Dataset records:
┌──

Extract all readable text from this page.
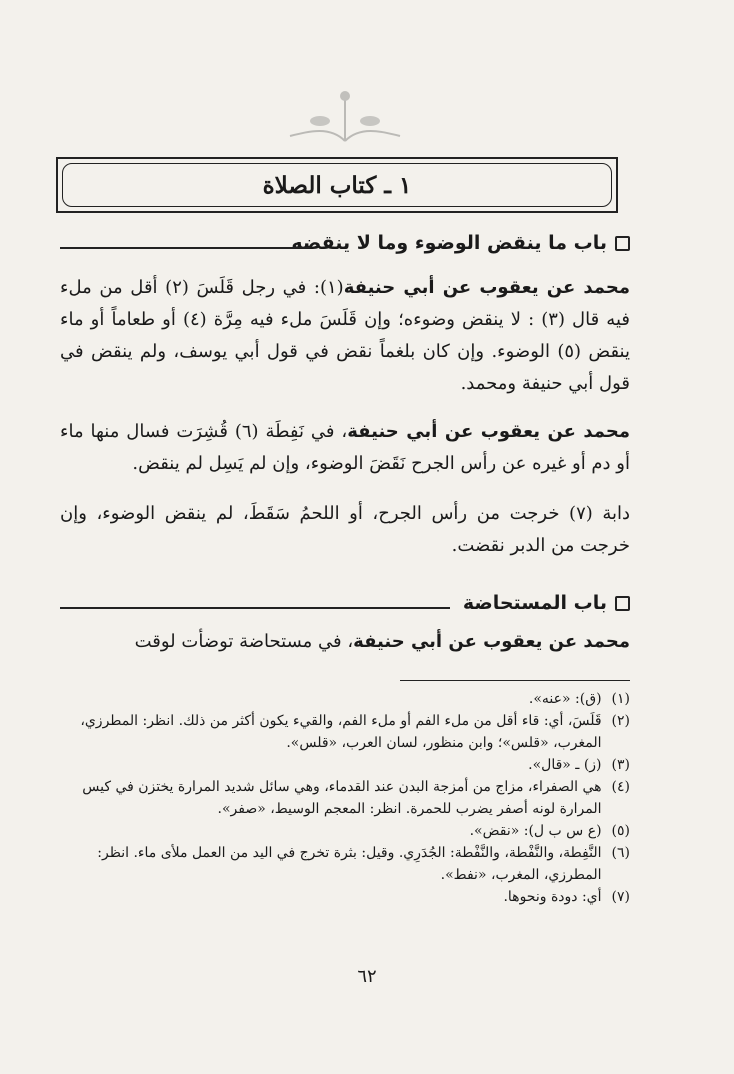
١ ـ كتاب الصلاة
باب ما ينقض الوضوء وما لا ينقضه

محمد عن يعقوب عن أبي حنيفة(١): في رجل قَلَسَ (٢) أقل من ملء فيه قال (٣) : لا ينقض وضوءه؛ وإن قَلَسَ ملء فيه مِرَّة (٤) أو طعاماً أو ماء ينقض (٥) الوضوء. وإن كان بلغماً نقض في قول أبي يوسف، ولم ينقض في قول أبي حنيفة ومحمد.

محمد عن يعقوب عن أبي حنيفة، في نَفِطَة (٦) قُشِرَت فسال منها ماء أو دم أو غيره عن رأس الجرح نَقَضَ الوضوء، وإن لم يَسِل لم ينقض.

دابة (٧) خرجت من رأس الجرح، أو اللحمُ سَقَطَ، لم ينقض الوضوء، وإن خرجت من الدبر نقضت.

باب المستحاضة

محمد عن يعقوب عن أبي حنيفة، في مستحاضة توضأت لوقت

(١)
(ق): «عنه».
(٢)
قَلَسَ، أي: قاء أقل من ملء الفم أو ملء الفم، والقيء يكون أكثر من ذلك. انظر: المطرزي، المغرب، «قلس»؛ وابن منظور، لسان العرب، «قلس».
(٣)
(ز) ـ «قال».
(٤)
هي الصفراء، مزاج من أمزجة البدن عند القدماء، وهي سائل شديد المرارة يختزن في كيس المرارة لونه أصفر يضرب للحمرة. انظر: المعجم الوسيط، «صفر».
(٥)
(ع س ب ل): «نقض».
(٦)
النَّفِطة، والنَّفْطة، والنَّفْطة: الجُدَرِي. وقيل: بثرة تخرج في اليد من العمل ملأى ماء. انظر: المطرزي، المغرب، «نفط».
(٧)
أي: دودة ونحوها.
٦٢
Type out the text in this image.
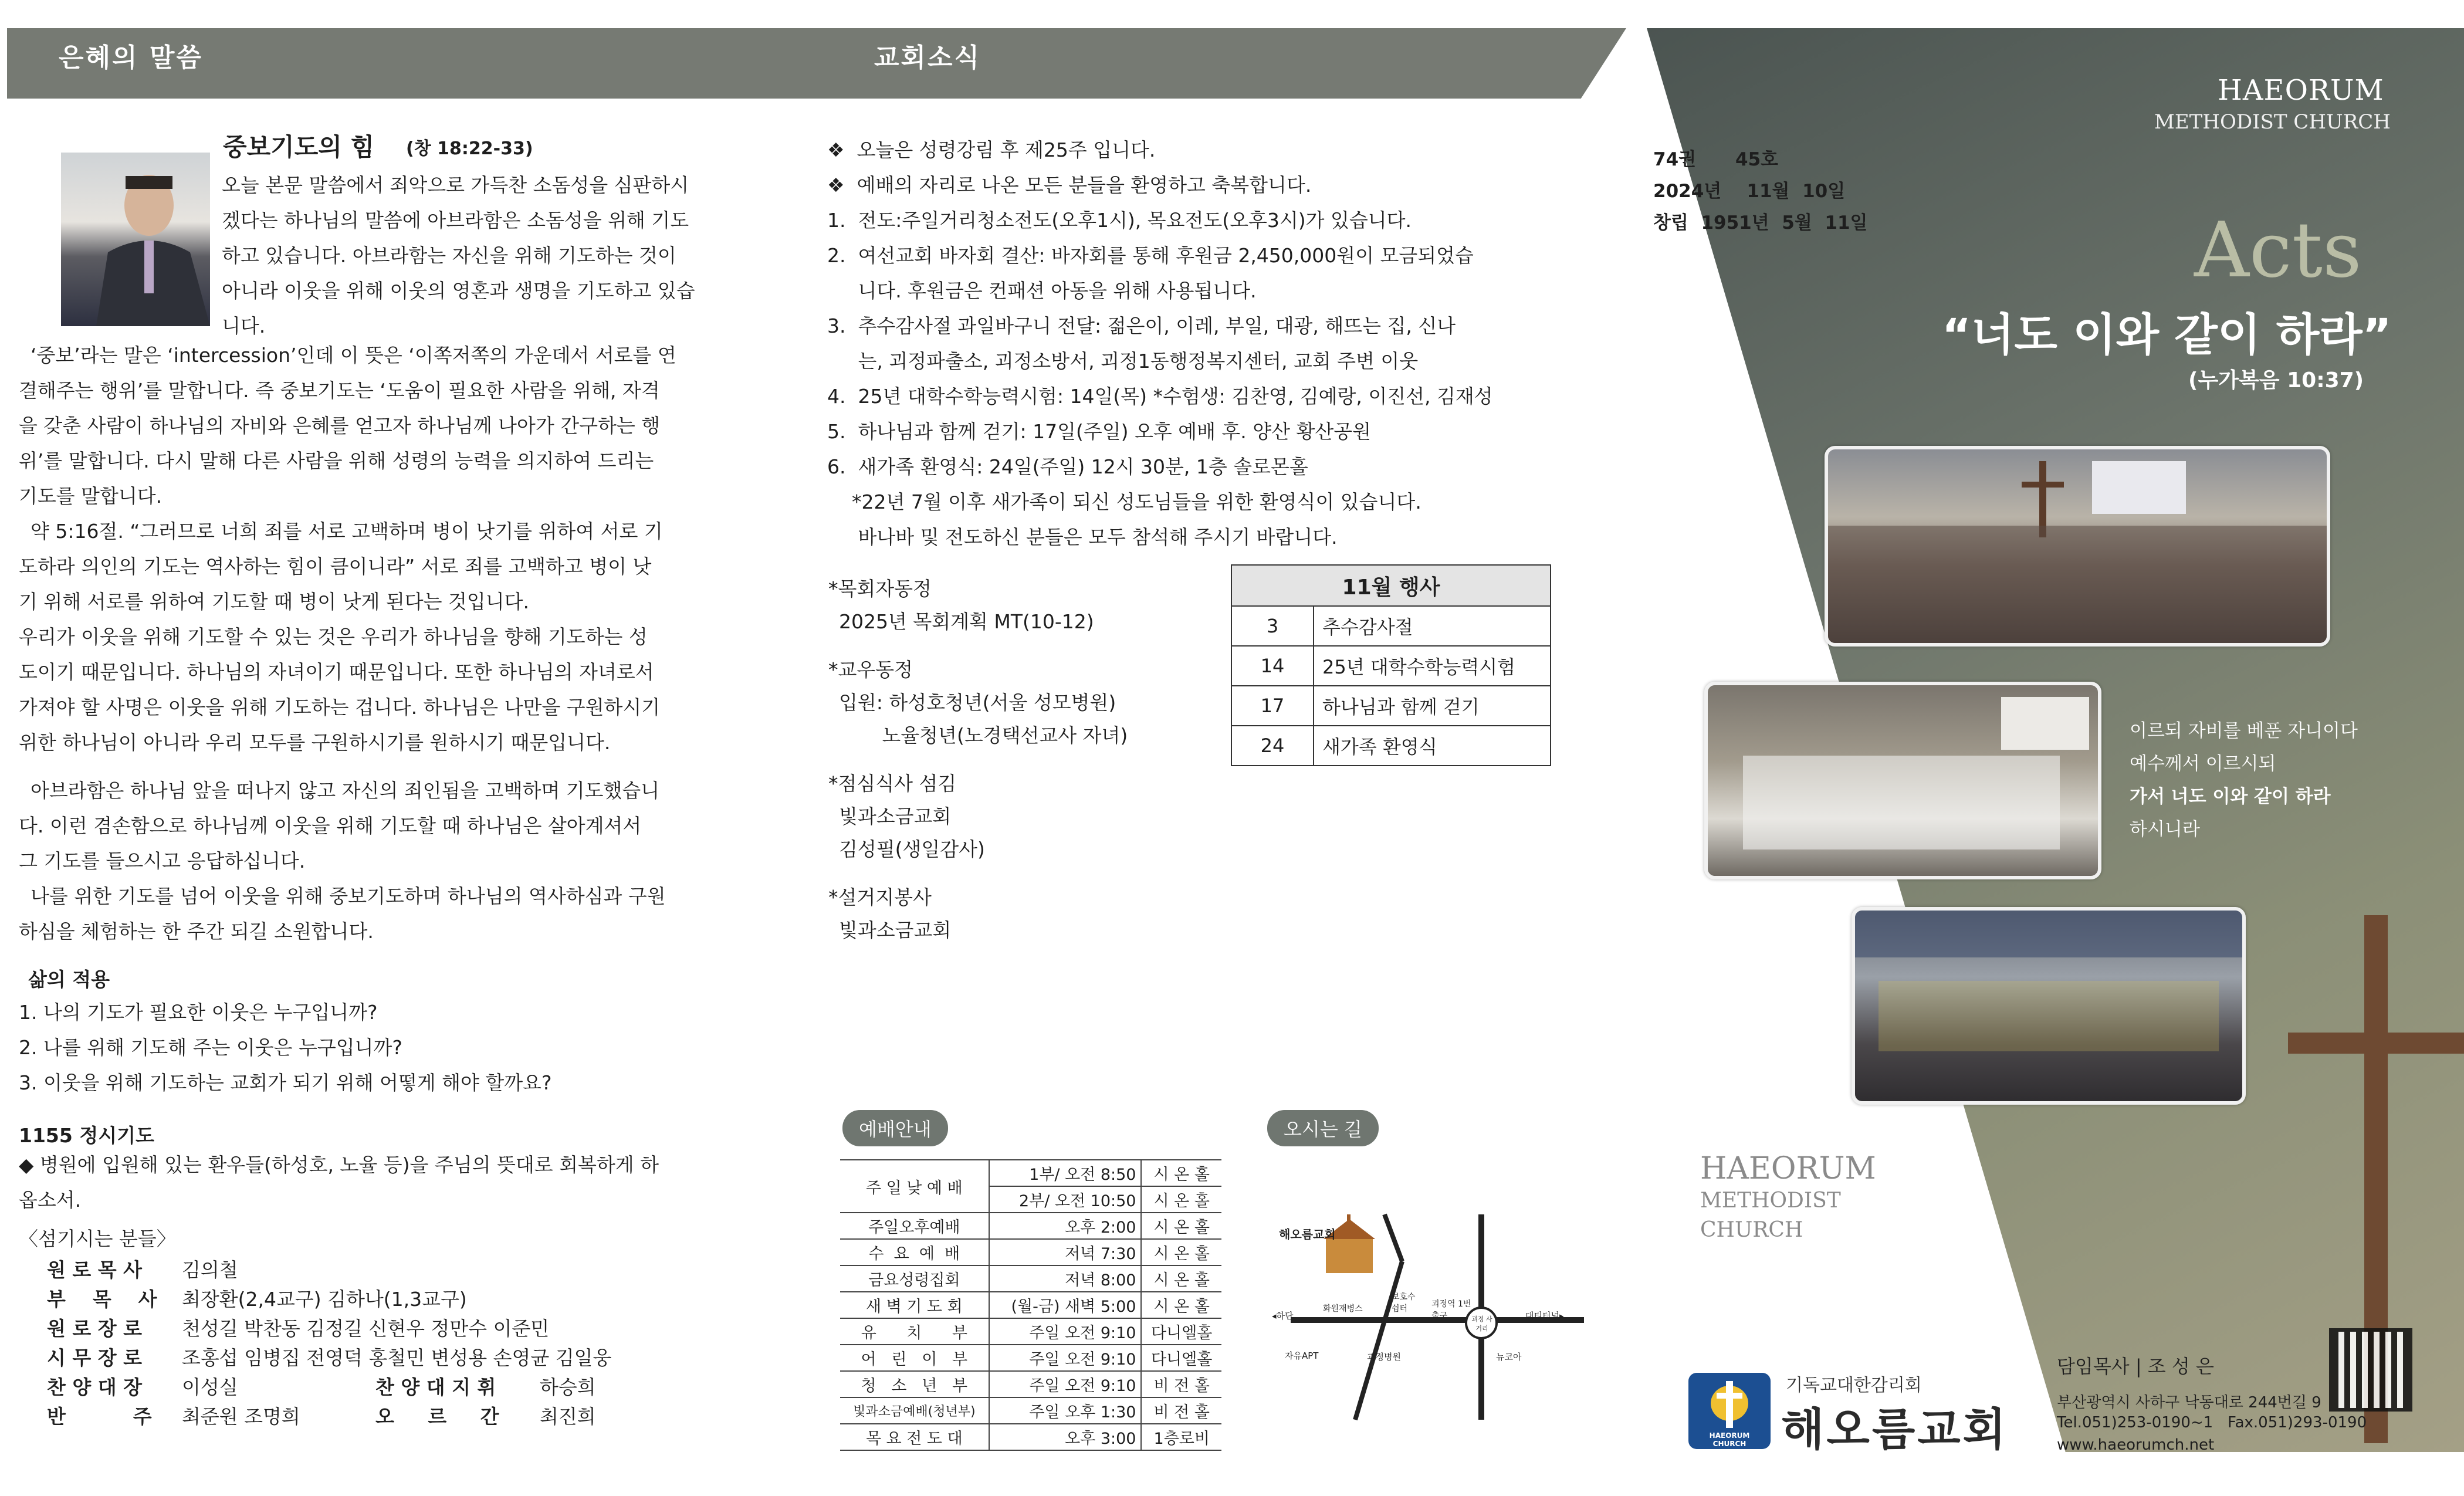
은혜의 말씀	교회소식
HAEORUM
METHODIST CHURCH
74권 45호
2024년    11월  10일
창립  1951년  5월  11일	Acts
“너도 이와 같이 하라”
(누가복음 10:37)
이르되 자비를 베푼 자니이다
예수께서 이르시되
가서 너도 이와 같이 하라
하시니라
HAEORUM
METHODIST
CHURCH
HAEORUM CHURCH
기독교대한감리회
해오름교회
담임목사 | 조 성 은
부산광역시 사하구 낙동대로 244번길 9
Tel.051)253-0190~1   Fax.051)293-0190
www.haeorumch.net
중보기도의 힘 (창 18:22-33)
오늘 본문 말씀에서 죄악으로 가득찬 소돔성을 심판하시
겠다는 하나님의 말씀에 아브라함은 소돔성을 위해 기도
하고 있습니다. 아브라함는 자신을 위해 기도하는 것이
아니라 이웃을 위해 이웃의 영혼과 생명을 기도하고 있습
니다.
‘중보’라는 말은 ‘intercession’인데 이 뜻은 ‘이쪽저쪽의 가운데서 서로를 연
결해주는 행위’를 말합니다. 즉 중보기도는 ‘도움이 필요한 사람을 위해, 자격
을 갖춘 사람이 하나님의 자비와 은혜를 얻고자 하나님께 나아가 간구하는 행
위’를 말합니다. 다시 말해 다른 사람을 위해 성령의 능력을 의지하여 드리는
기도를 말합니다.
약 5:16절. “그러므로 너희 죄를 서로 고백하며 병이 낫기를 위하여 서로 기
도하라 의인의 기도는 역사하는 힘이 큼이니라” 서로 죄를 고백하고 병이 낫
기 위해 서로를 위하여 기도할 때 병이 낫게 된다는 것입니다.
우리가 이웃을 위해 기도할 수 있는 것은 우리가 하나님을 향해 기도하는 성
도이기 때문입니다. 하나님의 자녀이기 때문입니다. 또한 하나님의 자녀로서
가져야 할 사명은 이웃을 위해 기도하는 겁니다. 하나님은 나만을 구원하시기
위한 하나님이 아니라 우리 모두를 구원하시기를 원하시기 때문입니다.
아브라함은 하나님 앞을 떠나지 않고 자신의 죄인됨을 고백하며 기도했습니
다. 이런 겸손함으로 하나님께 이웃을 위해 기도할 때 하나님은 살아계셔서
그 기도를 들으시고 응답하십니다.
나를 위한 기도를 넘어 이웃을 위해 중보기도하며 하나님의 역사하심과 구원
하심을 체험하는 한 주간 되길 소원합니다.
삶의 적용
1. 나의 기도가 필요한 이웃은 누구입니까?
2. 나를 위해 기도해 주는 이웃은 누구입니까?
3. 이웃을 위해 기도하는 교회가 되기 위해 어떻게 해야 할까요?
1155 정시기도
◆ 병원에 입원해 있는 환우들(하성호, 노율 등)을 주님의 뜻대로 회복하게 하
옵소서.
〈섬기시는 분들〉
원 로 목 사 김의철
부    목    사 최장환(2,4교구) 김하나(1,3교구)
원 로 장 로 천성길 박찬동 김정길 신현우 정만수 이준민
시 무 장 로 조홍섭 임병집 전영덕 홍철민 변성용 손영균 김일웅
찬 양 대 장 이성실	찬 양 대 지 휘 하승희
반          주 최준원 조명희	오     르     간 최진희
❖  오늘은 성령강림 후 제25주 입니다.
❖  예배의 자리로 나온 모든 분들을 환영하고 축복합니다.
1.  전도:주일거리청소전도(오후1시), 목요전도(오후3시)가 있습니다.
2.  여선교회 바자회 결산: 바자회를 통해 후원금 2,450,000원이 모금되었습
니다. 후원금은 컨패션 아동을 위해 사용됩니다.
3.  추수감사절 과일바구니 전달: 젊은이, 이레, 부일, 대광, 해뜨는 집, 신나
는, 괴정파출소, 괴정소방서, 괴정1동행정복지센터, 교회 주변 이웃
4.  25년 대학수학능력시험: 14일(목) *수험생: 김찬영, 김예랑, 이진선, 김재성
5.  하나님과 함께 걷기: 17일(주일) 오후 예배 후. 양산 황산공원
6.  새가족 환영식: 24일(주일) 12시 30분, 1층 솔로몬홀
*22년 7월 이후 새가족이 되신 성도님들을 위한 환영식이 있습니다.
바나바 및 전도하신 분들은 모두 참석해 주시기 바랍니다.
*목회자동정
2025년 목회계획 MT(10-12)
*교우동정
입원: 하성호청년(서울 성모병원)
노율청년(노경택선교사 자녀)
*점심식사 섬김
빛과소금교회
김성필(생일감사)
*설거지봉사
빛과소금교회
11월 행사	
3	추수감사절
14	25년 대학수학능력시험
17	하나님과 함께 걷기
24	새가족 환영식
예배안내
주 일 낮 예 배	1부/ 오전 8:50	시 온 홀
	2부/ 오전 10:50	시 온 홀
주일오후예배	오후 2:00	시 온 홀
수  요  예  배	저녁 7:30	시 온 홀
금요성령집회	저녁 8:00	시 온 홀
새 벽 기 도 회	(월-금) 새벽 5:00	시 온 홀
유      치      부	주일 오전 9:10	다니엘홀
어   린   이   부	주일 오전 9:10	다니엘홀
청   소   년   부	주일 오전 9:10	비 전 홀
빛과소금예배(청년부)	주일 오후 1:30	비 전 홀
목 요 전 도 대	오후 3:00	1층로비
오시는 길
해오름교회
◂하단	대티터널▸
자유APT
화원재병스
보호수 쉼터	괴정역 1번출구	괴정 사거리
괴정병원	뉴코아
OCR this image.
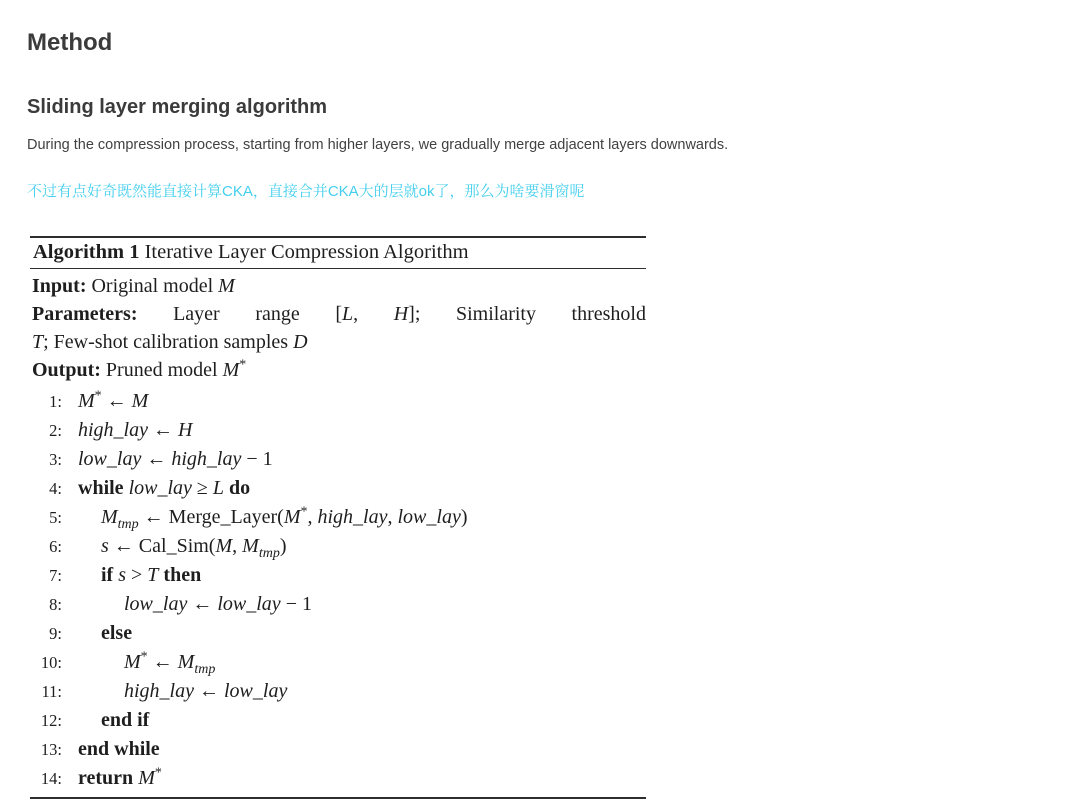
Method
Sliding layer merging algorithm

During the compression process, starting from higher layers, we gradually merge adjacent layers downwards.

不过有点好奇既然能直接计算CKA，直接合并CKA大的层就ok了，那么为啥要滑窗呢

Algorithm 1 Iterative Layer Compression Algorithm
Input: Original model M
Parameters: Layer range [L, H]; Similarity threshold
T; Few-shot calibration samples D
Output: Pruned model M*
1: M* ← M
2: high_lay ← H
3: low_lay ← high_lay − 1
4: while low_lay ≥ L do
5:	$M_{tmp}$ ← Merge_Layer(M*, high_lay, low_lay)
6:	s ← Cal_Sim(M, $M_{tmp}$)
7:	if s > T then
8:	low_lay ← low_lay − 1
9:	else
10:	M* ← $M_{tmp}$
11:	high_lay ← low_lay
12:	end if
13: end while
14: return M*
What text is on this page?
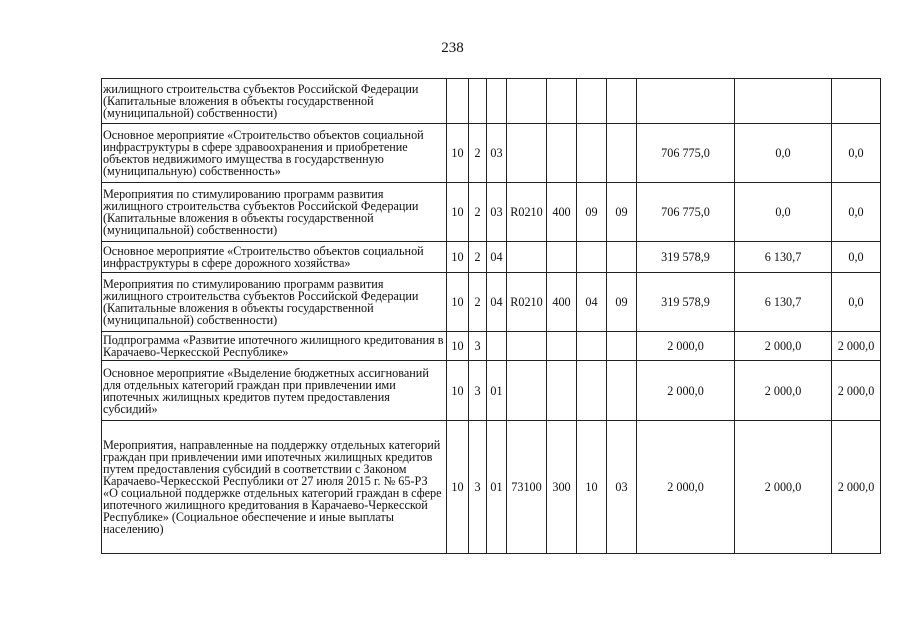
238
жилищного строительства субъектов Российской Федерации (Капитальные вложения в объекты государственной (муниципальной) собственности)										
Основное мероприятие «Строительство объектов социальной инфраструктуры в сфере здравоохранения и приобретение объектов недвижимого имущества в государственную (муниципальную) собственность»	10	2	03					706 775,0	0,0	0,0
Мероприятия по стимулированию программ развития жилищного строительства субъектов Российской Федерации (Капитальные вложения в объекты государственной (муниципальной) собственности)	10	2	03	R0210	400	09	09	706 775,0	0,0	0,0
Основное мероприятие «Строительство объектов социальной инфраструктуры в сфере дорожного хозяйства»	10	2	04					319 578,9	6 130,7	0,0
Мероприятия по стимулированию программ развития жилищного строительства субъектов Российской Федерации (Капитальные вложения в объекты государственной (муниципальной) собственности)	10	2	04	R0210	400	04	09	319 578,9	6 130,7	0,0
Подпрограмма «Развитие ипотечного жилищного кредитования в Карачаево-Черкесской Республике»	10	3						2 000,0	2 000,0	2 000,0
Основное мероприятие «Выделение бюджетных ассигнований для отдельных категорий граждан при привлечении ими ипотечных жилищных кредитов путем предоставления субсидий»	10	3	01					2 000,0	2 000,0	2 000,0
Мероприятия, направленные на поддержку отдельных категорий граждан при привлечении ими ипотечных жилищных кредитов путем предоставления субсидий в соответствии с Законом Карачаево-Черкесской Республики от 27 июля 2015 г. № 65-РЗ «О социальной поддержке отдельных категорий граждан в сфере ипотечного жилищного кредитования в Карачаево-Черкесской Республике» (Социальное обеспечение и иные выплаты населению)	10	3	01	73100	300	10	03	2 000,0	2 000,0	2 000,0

└──

(TASK DIRECTIONS) Each line of the data that includes the word "하나님께" counts once; report the total and nothing more.

(ANSWER TO THE TASK) 2